** Exercise instructions **
Only the pictures are left out: repeat the rest of the entries exactly.

[Dataset records on visual material]
- - - - -

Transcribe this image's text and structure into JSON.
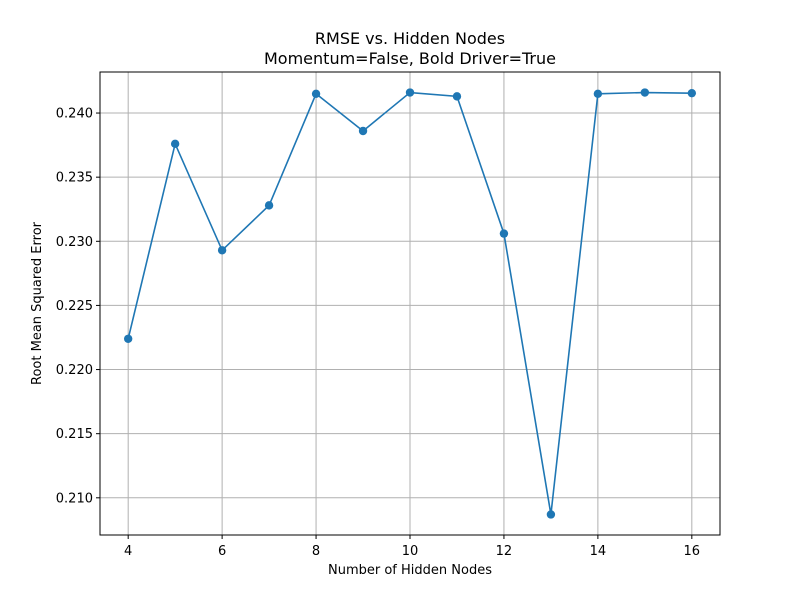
{
  "chart_data": {
    "type": "line",
    "title": "RMSE vs. Hidden Nodes",
    "subtitle": "Momentum=False, Bold Driver=True",
    "xlabel": "Number of Hidden Nodes",
    "ylabel": "Root Mean Squared Error",
    "x": [
      4,
      5,
      6,
      7,
      8,
      9,
      10,
      11,
      12,
      13,
      14,
      15,
      16
    ],
    "series": [
      {
        "values": [
          0.2224,
          0.2376,
          0.2293,
          0.2328,
          0.2415,
          0.2386,
          0.2416,
          0.2413,
          0.2306,
          0.2087,
          0.2415,
          0.2416,
          0.24155
        ]
      }
    ],
    "xlim": [
      3.4,
      16.6
    ],
    "ylim": [
      0.2071,
      0.2432
    ],
    "xticks": [
      4,
      6,
      8,
      10,
      12,
      14,
      16
    ],
    "yticks": [
      0.21,
      0.215,
      0.22,
      0.225,
      0.23,
      0.235,
      0.24
    ],
    "ytick_labels": [
      "0.210",
      "0.215",
      "0.220",
      "0.225",
      "0.230",
      "0.235",
      "0.240"
    ],
    "grid": true,
    "line_color": "#1f77b4",
    "marker": "circle"
  }
}
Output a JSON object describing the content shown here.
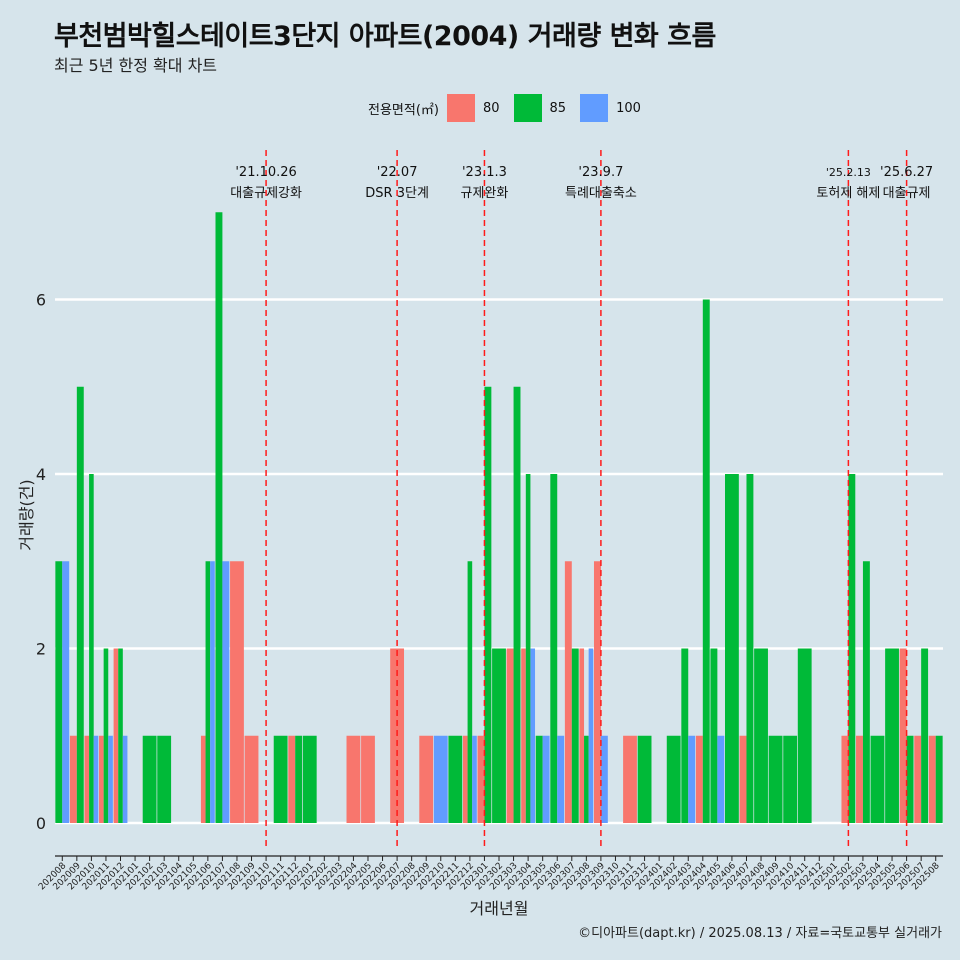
{
  "title": "부천범박힐스테이트3단지 아파트(2004) 거래량 변화 흐름",
  "subtitle": "최근 5년 한정 확대 차트",
  "caption": "©디아파트(dapt.kr) / 2025.08.13 / 자료=국토교통부 실거래가",
  "legend": {
    "title": "전용면적(㎡)",
    "items": [
      {
        "label": "80",
        "color": "#f8766d"
      },
      {
        "label": "85",
        "color": "#00ba38"
      },
      {
        "label": "100",
        "color": "#619cff"
      }
    ]
  },
  "chart_data": {
    "type": "bar",
    "xlabel": "거래년월",
    "ylabel": "거래량(건)",
    "ylim": [
      0,
      7.5
    ],
    "yticks": [
      0,
      2,
      4,
      6
    ],
    "grid": "horizontal",
    "legend_position": "top",
    "categories": [
      "202008",
      "202009",
      "202010",
      "202011",
      "202012",
      "202101",
      "202102",
      "202103",
      "202104",
      "202105",
      "202106",
      "202107",
      "202108",
      "202109",
      "202110",
      "202111",
      "202112",
      "202201",
      "202202",
      "202203",
      "202204",
      "202205",
      "202206",
      "202207",
      "202208",
      "202209",
      "202210",
      "202211",
      "202212",
      "202301",
      "202302",
      "202303",
      "202304",
      "202305",
      "202306",
      "202307",
      "202308",
      "202309",
      "202310",
      "202311",
      "202312",
      "202401",
      "202402",
      "202403",
      "202404",
      "202405",
      "202406",
      "202407",
      "202408",
      "202409",
      "202410",
      "202411",
      "202412",
      "202501",
      "202502",
      "202503",
      "202504",
      "202505",
      "202506",
      "202507",
      "202508"
    ],
    "series": [
      {
        "name": "80",
        "color": "#f8766d",
        "values": [
          0,
          1,
          1,
          1,
          2,
          0,
          0,
          0,
          0,
          0,
          1,
          0,
          3,
          1,
          0,
          0,
          1,
          0,
          0,
          0,
          1,
          1,
          0,
          2,
          0,
          1,
          0,
          0,
          1,
          1,
          0,
          2,
          2,
          0,
          0,
          3,
          2,
          3,
          0,
          1,
          0,
          0,
          0,
          0,
          1,
          0,
          0,
          1,
          0,
          0,
          0,
          0,
          0,
          0,
          1,
          1,
          0,
          0,
          2,
          1,
          1
        ]
      },
      {
        "name": "85",
        "color": "#00ba38",
        "values": [
          3,
          5,
          4,
          2,
          2,
          0,
          1,
          1,
          0,
          0,
          3,
          7,
          0,
          0,
          0,
          1,
          1,
          1,
          0,
          0,
          0,
          0,
          0,
          0,
          0,
          0,
          0,
          1,
          3,
          5,
          2,
          5,
          4,
          1,
          4,
          2,
          1,
          0,
          0,
          0,
          1,
          0,
          1,
          2,
          6,
          2,
          4,
          4,
          2,
          1,
          1,
          2,
          0,
          0,
          4,
          3,
          1,
          2,
          1,
          2,
          1
        ]
      },
      {
        "name": "100",
        "color": "#619cff",
        "values": [
          3,
          0,
          1,
          1,
          1,
          0,
          0,
          0,
          0,
          0,
          3,
          3,
          0,
          0,
          0,
          0,
          0,
          0,
          0,
          0,
          0,
          0,
          0,
          0,
          0,
          0,
          1,
          0,
          1,
          0,
          0,
          0,
          2,
          1,
          1,
          0,
          2,
          1,
          0,
          0,
          0,
          0,
          0,
          1,
          0,
          1,
          0,
          0,
          0,
          0,
          0,
          0,
          0,
          0,
          0,
          0,
          0,
          0,
          0,
          0,
          0
        ]
      }
    ],
    "events": [
      {
        "date": "'21.10.26",
        "label": "대출규제강화",
        "category": "202110"
      },
      {
        "date": "'22.07",
        "label": "DSR 3단계",
        "category": "202207"
      },
      {
        "date": "'23.1.3",
        "label": "규제완화",
        "category": "202301"
      },
      {
        "date": "'23.9.7",
        "label": "특례대출축소",
        "category": "202309"
      },
      {
        "date": "'25.2.13",
        "label": "토허제 해제",
        "category": "202502"
      },
      {
        "date": "'25.6.27",
        "label": "대출규제",
        "category": "202506"
      }
    ]
  }
}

- - - - -

** Reply **
Transcribe this image's text and structure into JSON.
{
  "chart_data": {
    "type": "line",
    "title": "RMSE vs. Hidden Nodes",
    "subtitle": "Momentum=False, Bold Driver=True",
    "xlabel": "Number of Hidden Nodes",
    "ylabel": "Root Mean Squared Error",
    "x": [
      4,
      5,
      6,
      7,
      8,
      9,
      10,
      11,
      12,
      13,
      14,
      15,
      16
    ],
    "series": [
      {
        "values": [
          0.2224,
          0.2376,
          0.2293,
          0.2328,
          0.2415,
          0.2386,
          0.2416,
          0.2413,
          0.2306,
          0.2087,
          0.2415,
          0.2416,
          0.24155
        ]
      }
    ],
    "xlim": [
      3.4,
      16.6
    ],
    "ylim": [
      0.2071,
      0.2432
    ],
    "xticks": [
      4,
      6,
      8,
      10,
      12,
      14,
      16
    ],
    "yticks": [
      0.21,
      0.215,
      0.22,
      0.225,
      0.23,
      0.235,
      0.24
    ],
    "ytick_labels": [
      "0.210",
      "0.215",
      "0.220",
      "0.225",
      "0.230",
      "0.235",
      "0.240"
    ],
    "grid": true,
    "line_color": "#1f77b4",
    "marker": "circle"
  }
}
Output a JSON object describing the content shown here.
{
  "title": "부천범박힐스테이트3단지 아파트(2004) 거래량 변화 흐름",
  "subtitle": "최근 5년 한정 확대 차트",
  "caption": "©디아파트(dapt.kr) / 2025.08.13 / 자료=국토교통부 실거래가",
  "legend": {
    "title": "전용면적(㎡)",
    "items": [
      {
        "label": "80",
        "color": "#f8766d"
      },
      {
        "label": "85",
        "color": "#00ba38"
      },
      {
        "label": "100",
        "color": "#619cff"
      }
    ]
  },
  "chart_data": {
    "type": "bar",
    "xlabel": "거래년월",
    "ylabel": "거래량(건)",
    "ylim": [
      0,
      7.5
    ],
    "yticks": [
      0,
      2,
      4,
      6
    ],
    "grid": "horizontal",
    "legend_position": "top",
    "categories": [
      "202008",
      "202009",
      "202010",
      "202011",
      "202012",
      "202101",
      "202102",
      "202103",
      "202104",
      "202105",
      "202106",
      "202107",
      "202108",
      "202109",
      "202110",
      "202111",
      "202112",
      "202201",
      "202202",
      "202203",
      "202204",
      "202205",
      "202206",
      "202207",
      "202208",
      "202209",
      "202210",
      "202211",
      "202212",
      "202301",
      "202302",
      "202303",
      "202304",
      "202305",
      "202306",
      "202307",
      "202308",
      "202309",
      "202310",
      "202311",
      "202312",
      "202401",
      "202402",
      "202403",
      "202404",
      "202405",
      "202406",
      "202407",
      "202408",
      "202409",
      "202410",
      "202411",
      "202412",
      "202501",
      "202502",
      "202503",
      "202504",
      "202505",
      "202506",
      "202507",
      "202508"
    ],
    "series": [
      {
        "name": "80",
        "color": "#f8766d",
        "values": [
          0,
          1,
          1,
          1,
          2,
          0,
          0,
          0,
          0,
          0,
          1,
          0,
          3,
          1,
          0,
          0,
          1,
          0,
          0,
          0,
          1,
          1,
          0,
          2,
          0,
          1,
          0,
          0,
          1,
          1,
          0,
          2,
          2,
          0,
          0,
          3,
          2,
          3,
          0,
          1,
          0,
          0,
          0,
          0,
          1,
          0,
          0,
          1,
          0,
          0,
          0,
          0,
          0,
          0,
          1,
          1,
          0,
          0,
          2,
          1,
          1
        ]
      },
      {
        "name": "85",
        "color": "#00ba38",
        "values": [
          3,
          5,
          4,
          2,
          2,
          0,
          1,
          1,
          0,
          0,
          3,
          7,
          0,
          0,
          0,
          1,
          1,
          1,
          0,
          0,
          0,
          0,
          0,
          0,
          0,
          0,
          0,
          1,
          3,
          5,
          2,
          5,
          4,
          1,
          4,
          2,
          1,
          0,
          0,
          0,
          1,
          0,
          1,
          2,
          6,
          2,
          4,
          4,
          2,
          1,
          1,
          2,
          0,
          0,
          4,
          3,
          1,
          2,
          1,
          2,
          1
        ]
      },
      {
        "name": "100",
        "color": "#619cff",
        "values": [
          3,
          0,
          1,
          1,
          1,
          0,
          0,
          0,
          0,
          0,
          3,
          3,
          0,
          0,
          0,
          0,
          0,
          0,
          0,
          0,
          0,
          0,
          0,
          0,
          0,
          0,
          1,
          0,
          1,
          0,
          0,
          0,
          2,
          1,
          1,
          0,
          2,
          1,
          0,
          0,
          0,
          0,
          0,
          1,
          0,
          1,
          0,
          0,
          0,
          0,
          0,
          0,
          0,
          0,
          0,
          0,
          0,
          0,
          0,
          0,
          0
        ]
      }
    ],
    "events": [
      {
        "date": "'21.10.26",
        "label": "대출규제강화",
        "category": "202110"
      },
      {
        "date": "'22.07",
        "label": "DSR 3단계",
        "category": "202207"
      },
      {
        "date": "'23.1.3",
        "label": "규제완화",
        "category": "202301"
      },
      {
        "date": "'23.9.7",
        "label": "특례대출축소",
        "category": "202309"
      },
      {
        "date": "'25.2.13",
        "label": "토허제 해제",
        "category": "202502"
      },
      {
        "date": "'25.6.27",
        "label": "대출규제",
        "category": "202506"
      }
    ]
  }
}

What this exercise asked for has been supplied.